*DATA SHOWN*:
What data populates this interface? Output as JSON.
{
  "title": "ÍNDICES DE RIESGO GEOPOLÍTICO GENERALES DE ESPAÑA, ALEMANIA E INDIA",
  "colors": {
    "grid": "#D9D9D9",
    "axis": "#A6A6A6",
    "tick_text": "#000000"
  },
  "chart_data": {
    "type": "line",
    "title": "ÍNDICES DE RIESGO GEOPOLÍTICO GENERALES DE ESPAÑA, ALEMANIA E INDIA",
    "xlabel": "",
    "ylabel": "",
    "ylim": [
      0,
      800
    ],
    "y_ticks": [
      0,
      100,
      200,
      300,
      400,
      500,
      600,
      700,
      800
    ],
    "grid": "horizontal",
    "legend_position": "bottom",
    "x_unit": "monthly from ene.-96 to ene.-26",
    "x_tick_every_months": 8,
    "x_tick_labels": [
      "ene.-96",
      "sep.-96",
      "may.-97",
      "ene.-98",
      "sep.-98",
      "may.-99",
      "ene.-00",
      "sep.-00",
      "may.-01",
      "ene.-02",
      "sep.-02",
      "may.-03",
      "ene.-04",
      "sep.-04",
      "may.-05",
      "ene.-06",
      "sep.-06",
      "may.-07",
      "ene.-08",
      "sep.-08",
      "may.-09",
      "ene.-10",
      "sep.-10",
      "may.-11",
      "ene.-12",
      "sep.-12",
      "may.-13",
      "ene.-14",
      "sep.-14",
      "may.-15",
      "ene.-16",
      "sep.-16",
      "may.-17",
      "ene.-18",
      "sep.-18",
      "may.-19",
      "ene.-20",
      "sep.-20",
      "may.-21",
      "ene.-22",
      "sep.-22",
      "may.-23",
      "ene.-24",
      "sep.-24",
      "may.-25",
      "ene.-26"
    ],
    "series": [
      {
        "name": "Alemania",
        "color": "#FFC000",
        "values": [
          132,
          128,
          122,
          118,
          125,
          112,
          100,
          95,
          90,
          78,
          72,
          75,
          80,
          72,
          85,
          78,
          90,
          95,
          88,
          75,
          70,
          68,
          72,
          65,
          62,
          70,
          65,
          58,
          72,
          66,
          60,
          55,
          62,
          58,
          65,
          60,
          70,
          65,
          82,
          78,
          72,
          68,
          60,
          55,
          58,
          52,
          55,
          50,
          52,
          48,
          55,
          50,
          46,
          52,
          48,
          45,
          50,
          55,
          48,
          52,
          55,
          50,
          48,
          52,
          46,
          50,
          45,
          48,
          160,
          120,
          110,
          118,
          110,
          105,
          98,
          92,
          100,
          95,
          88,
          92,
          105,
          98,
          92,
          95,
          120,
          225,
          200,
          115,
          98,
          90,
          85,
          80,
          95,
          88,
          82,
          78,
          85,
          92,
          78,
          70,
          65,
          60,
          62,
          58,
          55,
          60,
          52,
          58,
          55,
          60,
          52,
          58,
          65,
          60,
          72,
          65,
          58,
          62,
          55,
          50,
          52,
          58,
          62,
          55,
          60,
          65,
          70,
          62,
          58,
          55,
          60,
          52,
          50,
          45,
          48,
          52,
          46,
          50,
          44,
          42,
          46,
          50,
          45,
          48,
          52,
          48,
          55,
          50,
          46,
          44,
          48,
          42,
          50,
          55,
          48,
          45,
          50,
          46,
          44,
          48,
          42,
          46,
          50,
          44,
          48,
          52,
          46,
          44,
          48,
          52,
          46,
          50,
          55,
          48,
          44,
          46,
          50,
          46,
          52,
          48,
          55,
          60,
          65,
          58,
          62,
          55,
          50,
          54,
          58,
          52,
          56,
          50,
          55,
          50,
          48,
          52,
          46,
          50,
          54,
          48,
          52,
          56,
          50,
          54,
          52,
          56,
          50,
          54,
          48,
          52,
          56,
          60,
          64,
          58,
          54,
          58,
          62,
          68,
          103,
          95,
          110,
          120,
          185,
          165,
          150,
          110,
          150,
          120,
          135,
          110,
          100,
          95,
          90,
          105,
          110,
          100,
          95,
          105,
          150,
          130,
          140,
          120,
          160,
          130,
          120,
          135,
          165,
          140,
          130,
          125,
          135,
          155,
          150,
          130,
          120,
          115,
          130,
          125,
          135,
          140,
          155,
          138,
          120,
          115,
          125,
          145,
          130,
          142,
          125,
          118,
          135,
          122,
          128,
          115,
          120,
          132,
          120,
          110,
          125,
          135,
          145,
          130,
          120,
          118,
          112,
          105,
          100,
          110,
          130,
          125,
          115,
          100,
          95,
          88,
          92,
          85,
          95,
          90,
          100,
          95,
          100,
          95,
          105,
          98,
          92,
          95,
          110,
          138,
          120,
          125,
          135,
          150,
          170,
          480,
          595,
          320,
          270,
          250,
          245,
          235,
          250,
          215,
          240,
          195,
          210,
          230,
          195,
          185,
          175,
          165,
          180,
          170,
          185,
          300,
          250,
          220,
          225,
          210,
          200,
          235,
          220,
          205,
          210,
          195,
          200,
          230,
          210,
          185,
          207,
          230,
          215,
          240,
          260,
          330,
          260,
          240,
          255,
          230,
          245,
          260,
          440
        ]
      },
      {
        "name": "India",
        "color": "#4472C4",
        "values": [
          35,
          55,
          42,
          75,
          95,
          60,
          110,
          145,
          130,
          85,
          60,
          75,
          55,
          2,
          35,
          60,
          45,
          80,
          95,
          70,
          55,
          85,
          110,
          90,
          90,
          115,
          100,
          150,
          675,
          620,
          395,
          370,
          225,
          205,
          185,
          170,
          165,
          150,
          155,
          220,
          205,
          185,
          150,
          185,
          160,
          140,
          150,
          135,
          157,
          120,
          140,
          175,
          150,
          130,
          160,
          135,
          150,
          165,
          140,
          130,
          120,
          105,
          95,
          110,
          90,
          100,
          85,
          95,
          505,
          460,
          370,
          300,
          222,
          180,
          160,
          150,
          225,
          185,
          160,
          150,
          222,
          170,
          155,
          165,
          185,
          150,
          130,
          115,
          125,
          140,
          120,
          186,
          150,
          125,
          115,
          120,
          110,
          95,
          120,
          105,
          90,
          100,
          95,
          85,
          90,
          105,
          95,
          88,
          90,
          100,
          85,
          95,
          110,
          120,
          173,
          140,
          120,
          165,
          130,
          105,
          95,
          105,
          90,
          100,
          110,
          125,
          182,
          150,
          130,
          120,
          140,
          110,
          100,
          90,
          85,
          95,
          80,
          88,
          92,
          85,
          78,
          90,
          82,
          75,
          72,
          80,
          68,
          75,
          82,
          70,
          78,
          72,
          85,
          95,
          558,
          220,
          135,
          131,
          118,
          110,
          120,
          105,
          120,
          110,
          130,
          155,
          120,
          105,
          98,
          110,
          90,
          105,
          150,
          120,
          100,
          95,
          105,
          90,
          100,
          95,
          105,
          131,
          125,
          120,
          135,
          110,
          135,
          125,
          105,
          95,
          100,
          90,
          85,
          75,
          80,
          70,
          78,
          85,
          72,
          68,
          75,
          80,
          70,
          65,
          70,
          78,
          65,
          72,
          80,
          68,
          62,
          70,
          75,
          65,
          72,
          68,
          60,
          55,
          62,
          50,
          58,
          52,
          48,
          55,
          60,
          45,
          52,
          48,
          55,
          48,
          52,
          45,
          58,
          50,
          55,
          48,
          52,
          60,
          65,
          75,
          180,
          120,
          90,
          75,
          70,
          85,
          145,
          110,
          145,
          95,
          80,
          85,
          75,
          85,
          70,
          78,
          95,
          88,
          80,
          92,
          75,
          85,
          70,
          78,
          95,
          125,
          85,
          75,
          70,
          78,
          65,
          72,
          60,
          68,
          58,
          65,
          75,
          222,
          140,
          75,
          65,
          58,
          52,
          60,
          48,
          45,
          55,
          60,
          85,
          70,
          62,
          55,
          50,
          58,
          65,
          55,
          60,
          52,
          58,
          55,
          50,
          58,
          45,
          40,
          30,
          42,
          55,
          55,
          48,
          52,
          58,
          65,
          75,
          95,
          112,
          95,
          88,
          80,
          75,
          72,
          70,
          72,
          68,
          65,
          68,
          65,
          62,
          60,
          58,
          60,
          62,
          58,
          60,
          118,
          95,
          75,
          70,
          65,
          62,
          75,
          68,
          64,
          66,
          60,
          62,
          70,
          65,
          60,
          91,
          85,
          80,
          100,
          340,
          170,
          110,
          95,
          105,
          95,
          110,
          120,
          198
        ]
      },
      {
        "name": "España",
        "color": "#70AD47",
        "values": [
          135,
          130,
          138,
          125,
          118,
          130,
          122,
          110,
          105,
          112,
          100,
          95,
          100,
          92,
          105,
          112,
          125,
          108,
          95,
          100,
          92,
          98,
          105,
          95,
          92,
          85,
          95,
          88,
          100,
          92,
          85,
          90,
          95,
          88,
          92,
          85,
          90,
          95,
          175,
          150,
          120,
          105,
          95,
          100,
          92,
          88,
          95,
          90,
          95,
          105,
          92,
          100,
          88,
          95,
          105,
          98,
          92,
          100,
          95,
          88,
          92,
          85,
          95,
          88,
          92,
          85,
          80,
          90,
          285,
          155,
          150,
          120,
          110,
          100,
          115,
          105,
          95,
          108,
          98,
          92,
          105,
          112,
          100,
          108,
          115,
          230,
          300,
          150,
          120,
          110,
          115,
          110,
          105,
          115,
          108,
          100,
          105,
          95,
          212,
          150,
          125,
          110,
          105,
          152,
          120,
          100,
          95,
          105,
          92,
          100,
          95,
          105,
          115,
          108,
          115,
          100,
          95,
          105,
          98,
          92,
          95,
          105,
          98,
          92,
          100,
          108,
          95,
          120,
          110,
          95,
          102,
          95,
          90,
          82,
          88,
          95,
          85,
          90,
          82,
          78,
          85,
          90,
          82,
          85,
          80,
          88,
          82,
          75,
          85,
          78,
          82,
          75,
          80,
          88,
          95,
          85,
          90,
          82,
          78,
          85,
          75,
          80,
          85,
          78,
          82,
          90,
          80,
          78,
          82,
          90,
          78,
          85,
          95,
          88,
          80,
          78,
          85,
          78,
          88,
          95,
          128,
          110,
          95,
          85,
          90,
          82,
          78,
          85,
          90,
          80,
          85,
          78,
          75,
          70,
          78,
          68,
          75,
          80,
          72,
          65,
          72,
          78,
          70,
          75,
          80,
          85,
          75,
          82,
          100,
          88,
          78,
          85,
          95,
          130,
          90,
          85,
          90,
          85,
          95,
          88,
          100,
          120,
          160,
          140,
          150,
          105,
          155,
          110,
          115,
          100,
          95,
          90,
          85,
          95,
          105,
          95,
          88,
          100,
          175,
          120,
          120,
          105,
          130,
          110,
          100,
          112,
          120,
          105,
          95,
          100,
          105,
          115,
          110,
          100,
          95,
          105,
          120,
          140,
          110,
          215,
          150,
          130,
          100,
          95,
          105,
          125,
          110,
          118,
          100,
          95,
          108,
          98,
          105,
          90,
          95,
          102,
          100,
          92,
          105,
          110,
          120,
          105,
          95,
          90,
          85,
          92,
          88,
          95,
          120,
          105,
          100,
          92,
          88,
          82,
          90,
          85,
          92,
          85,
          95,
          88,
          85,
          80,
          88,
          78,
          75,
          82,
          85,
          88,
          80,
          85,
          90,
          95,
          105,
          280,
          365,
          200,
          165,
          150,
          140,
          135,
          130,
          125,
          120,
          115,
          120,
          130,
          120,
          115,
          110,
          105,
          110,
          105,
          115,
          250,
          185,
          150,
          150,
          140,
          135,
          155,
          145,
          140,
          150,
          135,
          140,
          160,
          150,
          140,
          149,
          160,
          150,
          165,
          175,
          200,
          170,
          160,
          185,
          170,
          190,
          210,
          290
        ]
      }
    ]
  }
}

*SET TASK*:
Copy out every line that includes the word "name".

*ANSWER TO THE PROBLEM*:
        "name": "Alemania",
        "name": "India",
        "name": "España",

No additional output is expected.